* SET EXERCISE
Extract each line containing the string "Women".

* EXTRACTED INFORMATION
··········

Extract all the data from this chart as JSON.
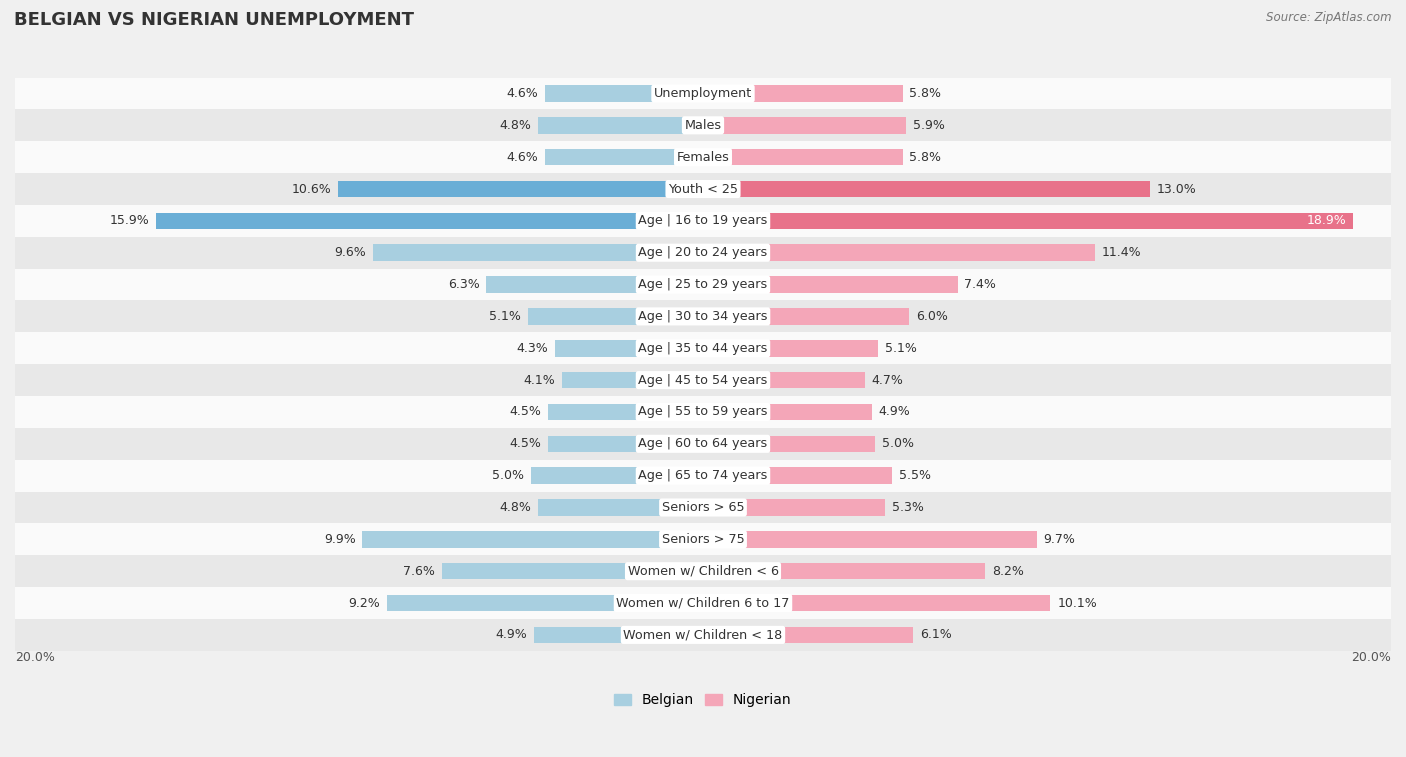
{
  "title": "BELGIAN VS NIGERIAN UNEMPLOYMENT",
  "source": "Source: ZipAtlas.com",
  "categories": [
    "Unemployment",
    "Males",
    "Females",
    "Youth < 25",
    "Age | 16 to 19 years",
    "Age | 20 to 24 years",
    "Age | 25 to 29 years",
    "Age | 30 to 34 years",
    "Age | 35 to 44 years",
    "Age | 45 to 54 years",
    "Age | 55 to 59 years",
    "Age | 60 to 64 years",
    "Age | 65 to 74 years",
    "Seniors > 65",
    "Seniors > 75",
    "Women w/ Children < 6",
    "Women w/ Children 6 to 17",
    "Women w/ Children < 18"
  ],
  "belgian": [
    4.6,
    4.8,
    4.6,
    10.6,
    15.9,
    9.6,
    6.3,
    5.1,
    4.3,
    4.1,
    4.5,
    4.5,
    5.0,
    4.8,
    9.9,
    7.6,
    9.2,
    4.9
  ],
  "nigerian": [
    5.8,
    5.9,
    5.8,
    13.0,
    18.9,
    11.4,
    7.4,
    6.0,
    5.1,
    4.7,
    4.9,
    5.0,
    5.5,
    5.3,
    9.7,
    8.2,
    10.1,
    6.1
  ],
  "belgian_color": "#a8cfe0",
  "nigerian_color": "#f4a6b8",
  "highlight_rows": [
    3,
    4
  ],
  "belgian_highlight_color": "#6aaed6",
  "nigerian_highlight_color": "#e8728a",
  "bg_color": "#f0f0f0",
  "row_color_light": "#fafafa",
  "row_color_dark": "#e8e8e8",
  "xlim": 20.0,
  "bar_height": 0.52,
  "label_fontsize": 9.2,
  "value_fontsize": 9.0,
  "title_fontsize": 13
}
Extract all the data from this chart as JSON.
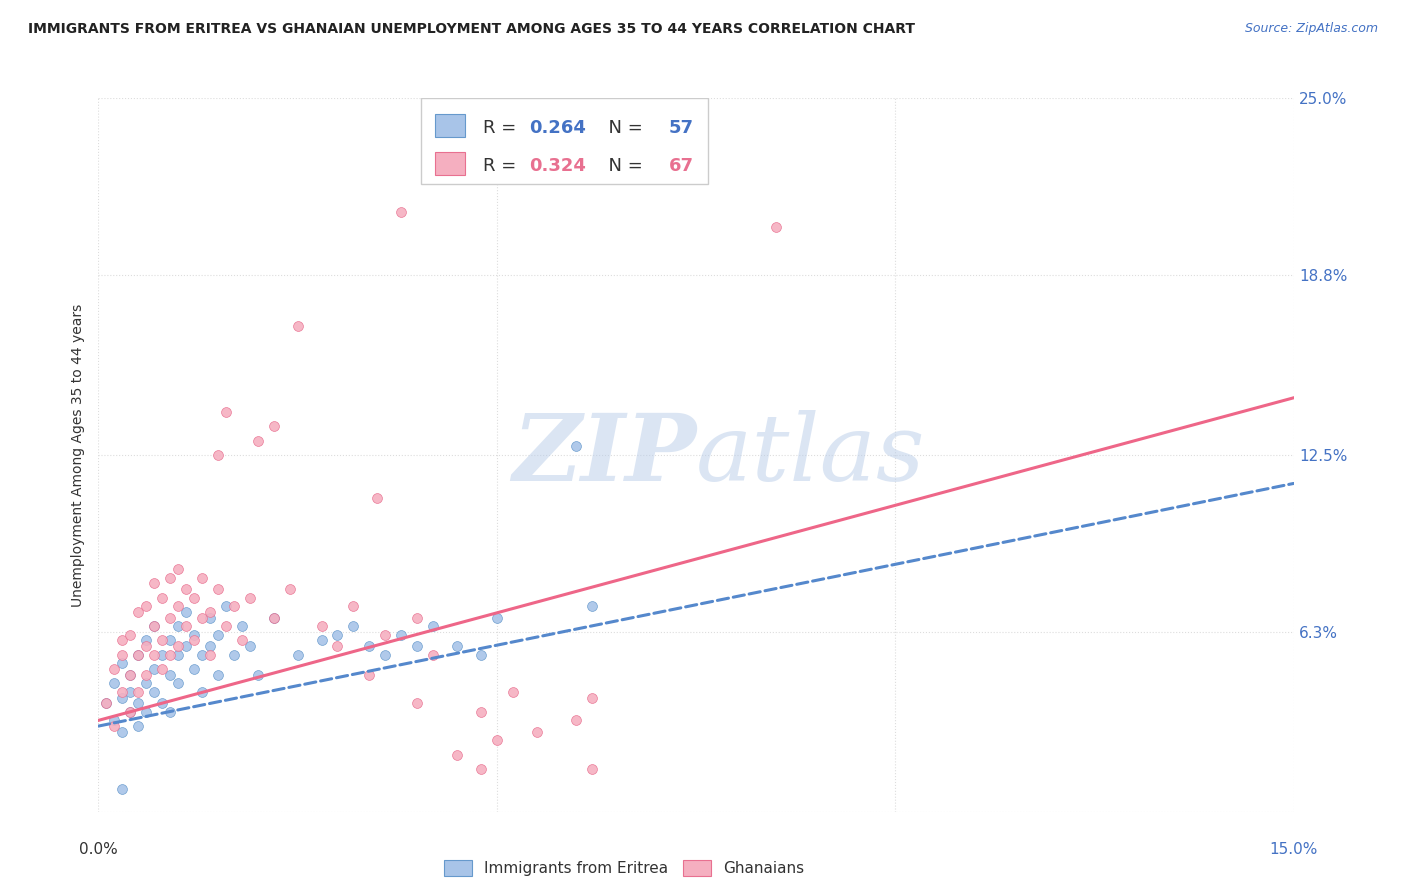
{
  "title": "IMMIGRANTS FROM ERITREA VS GHANAIAN UNEMPLOYMENT AMONG AGES 35 TO 44 YEARS CORRELATION CHART",
  "source": "Source: ZipAtlas.com",
  "ylabel": "Unemployment Among Ages 35 to 44 years",
  "xlim": [
    0.0,
    0.15
  ],
  "ylim": [
    0.0,
    0.25
  ],
  "y_ticks_right": [
    0.0,
    0.063,
    0.125,
    0.188,
    0.25
  ],
  "y_tick_labels_right": [
    "",
    "6.3%",
    "12.5%",
    "18.8%",
    "25.0%"
  ],
  "x_ticks": [
    0.0,
    0.05,
    0.1,
    0.15
  ],
  "watermark_zip": "ZIP",
  "watermark_atlas": "atlas",
  "legend_blue_R": "0.264",
  "legend_blue_N": "57",
  "legend_pink_R": "0.324",
  "legend_pink_N": "67",
  "blue_color": "#a8c4e8",
  "pink_color": "#f5afc0",
  "blue_edge_color": "#6699cc",
  "pink_edge_color": "#e87090",
  "blue_line_color": "#5588cc",
  "pink_line_color": "#ee6688",
  "blue_trend_x": [
    0.0,
    0.15
  ],
  "blue_trend_y": [
    0.03,
    0.115
  ],
  "pink_trend_x": [
    0.0,
    0.15
  ],
  "pink_trend_y": [
    0.032,
    0.145
  ],
  "grid_color": "#dddddd",
  "background_color": "#ffffff",
  "blue_scatter": [
    [
      0.001,
      0.038
    ],
    [
      0.002,
      0.032
    ],
    [
      0.002,
      0.045
    ],
    [
      0.003,
      0.04
    ],
    [
      0.003,
      0.028
    ],
    [
      0.003,
      0.052
    ],
    [
      0.004,
      0.035
    ],
    [
      0.004,
      0.048
    ],
    [
      0.004,
      0.042
    ],
    [
      0.005,
      0.055
    ],
    [
      0.005,
      0.038
    ],
    [
      0.005,
      0.03
    ],
    [
      0.006,
      0.06
    ],
    [
      0.006,
      0.045
    ],
    [
      0.006,
      0.035
    ],
    [
      0.007,
      0.05
    ],
    [
      0.007,
      0.042
    ],
    [
      0.007,
      0.065
    ],
    [
      0.008,
      0.055
    ],
    [
      0.008,
      0.038
    ],
    [
      0.009,
      0.06
    ],
    [
      0.009,
      0.048
    ],
    [
      0.009,
      0.035
    ],
    [
      0.01,
      0.065
    ],
    [
      0.01,
      0.055
    ],
    [
      0.01,
      0.045
    ],
    [
      0.011,
      0.058
    ],
    [
      0.011,
      0.07
    ],
    [
      0.012,
      0.05
    ],
    [
      0.012,
      0.062
    ],
    [
      0.013,
      0.055
    ],
    [
      0.013,
      0.042
    ],
    [
      0.014,
      0.068
    ],
    [
      0.014,
      0.058
    ],
    [
      0.015,
      0.048
    ],
    [
      0.015,
      0.062
    ],
    [
      0.016,
      0.072
    ],
    [
      0.017,
      0.055
    ],
    [
      0.018,
      0.065
    ],
    [
      0.019,
      0.058
    ],
    [
      0.02,
      0.048
    ],
    [
      0.022,
      0.068
    ],
    [
      0.025,
      0.055
    ],
    [
      0.028,
      0.06
    ],
    [
      0.03,
      0.062
    ],
    [
      0.032,
      0.065
    ],
    [
      0.034,
      0.058
    ],
    [
      0.036,
      0.055
    ],
    [
      0.038,
      0.062
    ],
    [
      0.04,
      0.058
    ],
    [
      0.042,
      0.065
    ],
    [
      0.045,
      0.058
    ],
    [
      0.048,
      0.055
    ],
    [
      0.05,
      0.068
    ],
    [
      0.06,
      0.128
    ],
    [
      0.003,
      0.008
    ],
    [
      0.062,
      0.072
    ]
  ],
  "pink_scatter": [
    [
      0.001,
      0.038
    ],
    [
      0.002,
      0.05
    ],
    [
      0.002,
      0.03
    ],
    [
      0.003,
      0.055
    ],
    [
      0.003,
      0.042
    ],
    [
      0.003,
      0.06
    ],
    [
      0.004,
      0.048
    ],
    [
      0.004,
      0.062
    ],
    [
      0.004,
      0.035
    ],
    [
      0.005,
      0.055
    ],
    [
      0.005,
      0.07
    ],
    [
      0.005,
      0.042
    ],
    [
      0.006,
      0.058
    ],
    [
      0.006,
      0.072
    ],
    [
      0.006,
      0.048
    ],
    [
      0.007,
      0.065
    ],
    [
      0.007,
      0.055
    ],
    [
      0.007,
      0.08
    ],
    [
      0.008,
      0.06
    ],
    [
      0.008,
      0.075
    ],
    [
      0.008,
      0.05
    ],
    [
      0.009,
      0.068
    ],
    [
      0.009,
      0.082
    ],
    [
      0.009,
      0.055
    ],
    [
      0.01,
      0.072
    ],
    [
      0.01,
      0.058
    ],
    [
      0.01,
      0.085
    ],
    [
      0.011,
      0.065
    ],
    [
      0.011,
      0.078
    ],
    [
      0.012,
      0.06
    ],
    [
      0.012,
      0.075
    ],
    [
      0.013,
      0.068
    ],
    [
      0.013,
      0.082
    ],
    [
      0.014,
      0.07
    ],
    [
      0.014,
      0.055
    ],
    [
      0.015,
      0.078
    ],
    [
      0.015,
      0.125
    ],
    [
      0.016,
      0.065
    ],
    [
      0.016,
      0.14
    ],
    [
      0.017,
      0.072
    ],
    [
      0.018,
      0.06
    ],
    [
      0.019,
      0.075
    ],
    [
      0.02,
      0.13
    ],
    [
      0.022,
      0.068
    ],
    [
      0.022,
      0.135
    ],
    [
      0.024,
      0.078
    ],
    [
      0.025,
      0.17
    ],
    [
      0.028,
      0.065
    ],
    [
      0.03,
      0.058
    ],
    [
      0.032,
      0.072
    ],
    [
      0.034,
      0.048
    ],
    [
      0.036,
      0.062
    ],
    [
      0.038,
      0.21
    ],
    [
      0.04,
      0.038
    ],
    [
      0.042,
      0.055
    ],
    [
      0.045,
      0.02
    ],
    [
      0.048,
      0.035
    ],
    [
      0.05,
      0.025
    ],
    [
      0.052,
      0.042
    ],
    [
      0.06,
      0.032
    ],
    [
      0.04,
      0.068
    ],
    [
      0.062,
      0.04
    ],
    [
      0.085,
      0.205
    ],
    [
      0.035,
      0.11
    ],
    [
      0.048,
      0.015
    ],
    [
      0.055,
      0.028
    ],
    [
      0.062,
      0.015
    ]
  ]
}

··········

* TASK OUTPUT
    "Women w/ Children < 6",
    "Women w/ Children 6 to 17",
    "Women w/ Children < 18"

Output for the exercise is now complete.